## Task brief
Reproduce the listing word for word, leaving every picture behind.

## Saved data entries
|---|
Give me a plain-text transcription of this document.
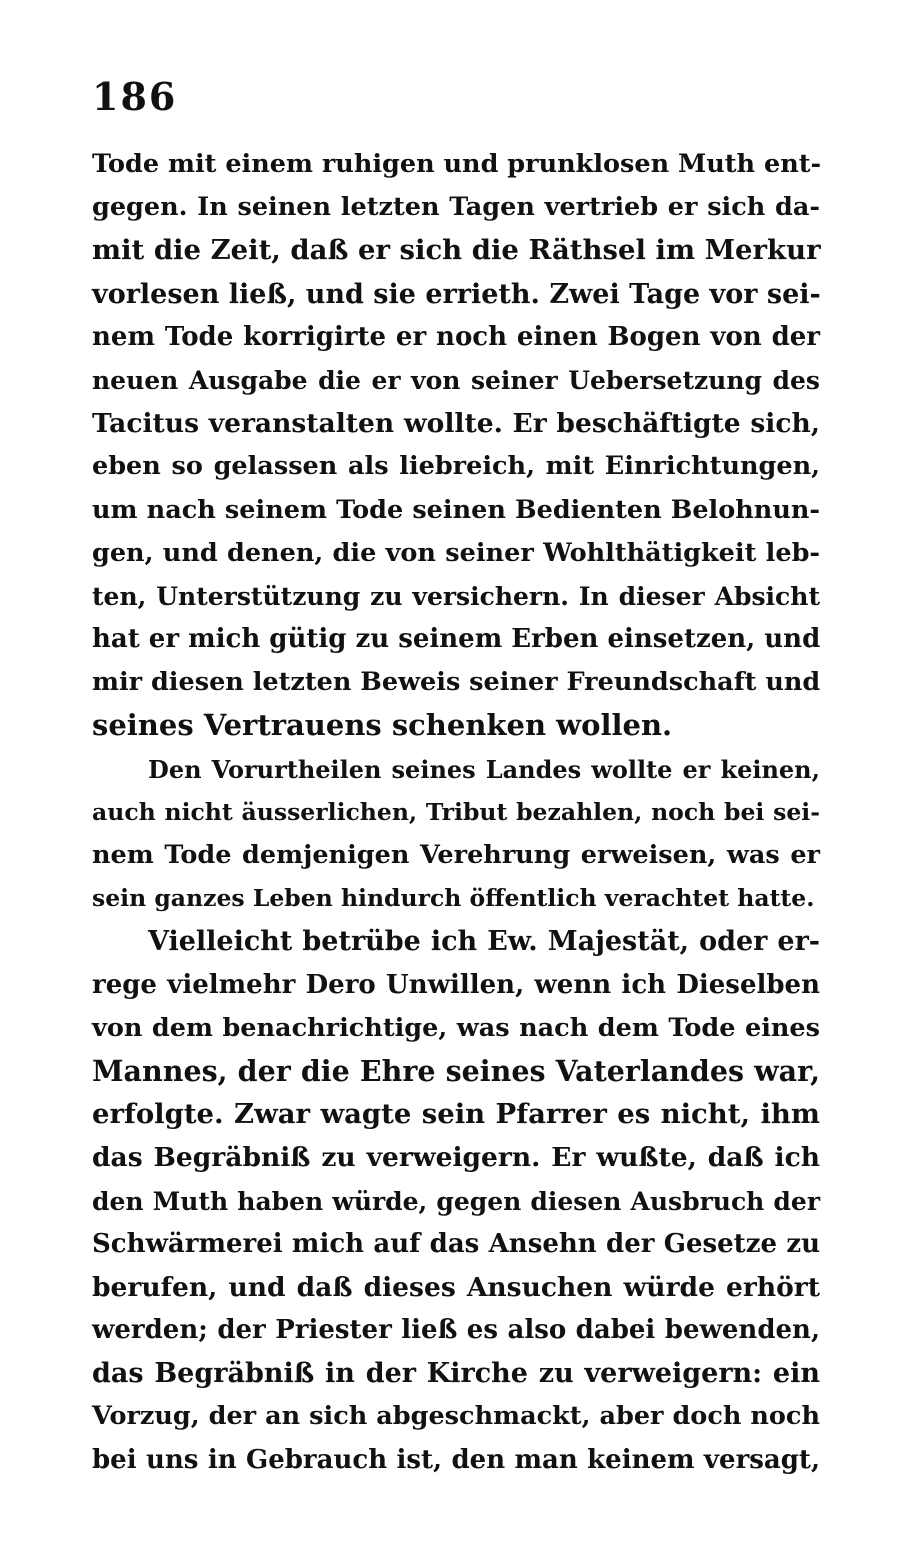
186
Tode mit einem ruhigen und prunklosen Muth ent-
gegen. In seinen letzten Tagen vertrieb er sich da-
mit die Zeit, daß er sich die Räthsel im Merkur
vorlesen ließ, und sie errieth. Zwei Tage vor sei-
nem Tode korrigirte er noch einen Bogen von der
neuen Ausgabe die er von seiner Uebersetzung des
Tacitus veranstalten wollte. Er beschäftigte sich,
eben so gelassen als liebreich, mit Einrichtungen,
um nach seinem Tode seinen Bedienten Belohnun-
gen, und denen, die von seiner Wohlthätigkeit leb-
ten, Unterstützung zu versichern. In dieser Absicht
hat er mich gütig zu seinem Erben einsetzen, und
mir diesen letzten Beweis seiner Freundschaft und
seines Vertrauens schenken wollen.
Den Vorurtheilen seines Landes wollte er keinen,
auch nicht äusserlichen, Tribut bezahlen, noch bei sei-
nem Tode demjenigen Verehrung erweisen, was er
sein ganzes Leben hindurch öffentlich verachtet hatte.
Vielleicht betrübe ich Ew. Majestät, oder er-
rege vielmehr Dero Unwillen, wenn ich Dieselben
von dem benachrichtige, was nach dem Tode eines
Mannes, der die Ehre seines Vaterlandes war,
erfolgte. Zwar wagte sein Pfarrer es nicht, ihm
das Begräbniß zu verweigern. Er wußte, daß ich
den Muth haben würde, gegen diesen Ausbruch der
Schwärmerei mich auf das Ansehn der Gesetze zu
berufen, und daß dieses Ansuchen würde erhört
werden; der Priester ließ es also dabei bewenden,
das Begräbniß in der Kirche zu verweigern: ein
Vorzug, der an sich abgeschmackt, aber doch noch
bei uns in Gebrauch ist, den man keinem versagt,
|---|
## Solution to this exercise
Give me a plain-text transcription of this document.
186
Tode mit einem ruhigen und prunklosen Muth ent-
gegen. In seinen letzten Tagen vertrieb er sich da-
mit die Zeit, daß er sich die Räthsel im Merkur
vorlesen ließ, und sie errieth. Zwei Tage vor sei-
nem Tode korrigirte er noch einen Bogen von der
neuen Ausgabe die er von seiner Uebersetzung des
Tacitus veranstalten wollte. Er beschäftigte sich,
eben so gelassen als liebreich, mit Einrichtungen,
um nach seinem Tode seinen Bedienten Belohnun-
gen, und denen, die von seiner Wohlthätigkeit leb-
ten, Unterstützung zu versichern. In dieser Absicht
hat er mich gütig zu seinem Erben einsetzen, und
mir diesen letzten Beweis seiner Freundschaft und
seines Vertrauens schenken wollen.
Den Vorurtheilen seines Landes wollte er keinen,
auch nicht äusserlichen, Tribut bezahlen, noch bei sei-
nem Tode demjenigen Verehrung erweisen, was er
sein ganzes Leben hindurch öffentlich verachtet hatte.
Vielleicht betrübe ich Ew. Majestät, oder er-
rege vielmehr Dero Unwillen, wenn ich Dieselben
von dem benachrichtige, was nach dem Tode eines
Mannes, der die Ehre seines Vaterlandes war,
erfolgte. Zwar wagte sein Pfarrer es nicht, ihm
das Begräbniß zu verweigern. Er wußte, daß ich
den Muth haben würde, gegen diesen Ausbruch der
Schwärmerei mich auf das Ansehn der Gesetze zu
berufen, und daß dieses Ansuchen würde erhört
werden; der Priester ließ es also dabei bewenden,
das Begräbniß in der Kirche zu verweigern: ein
Vorzug, der an sich abgeschmackt, aber doch noch
bei uns in Gebrauch ist, den man keinem versagt,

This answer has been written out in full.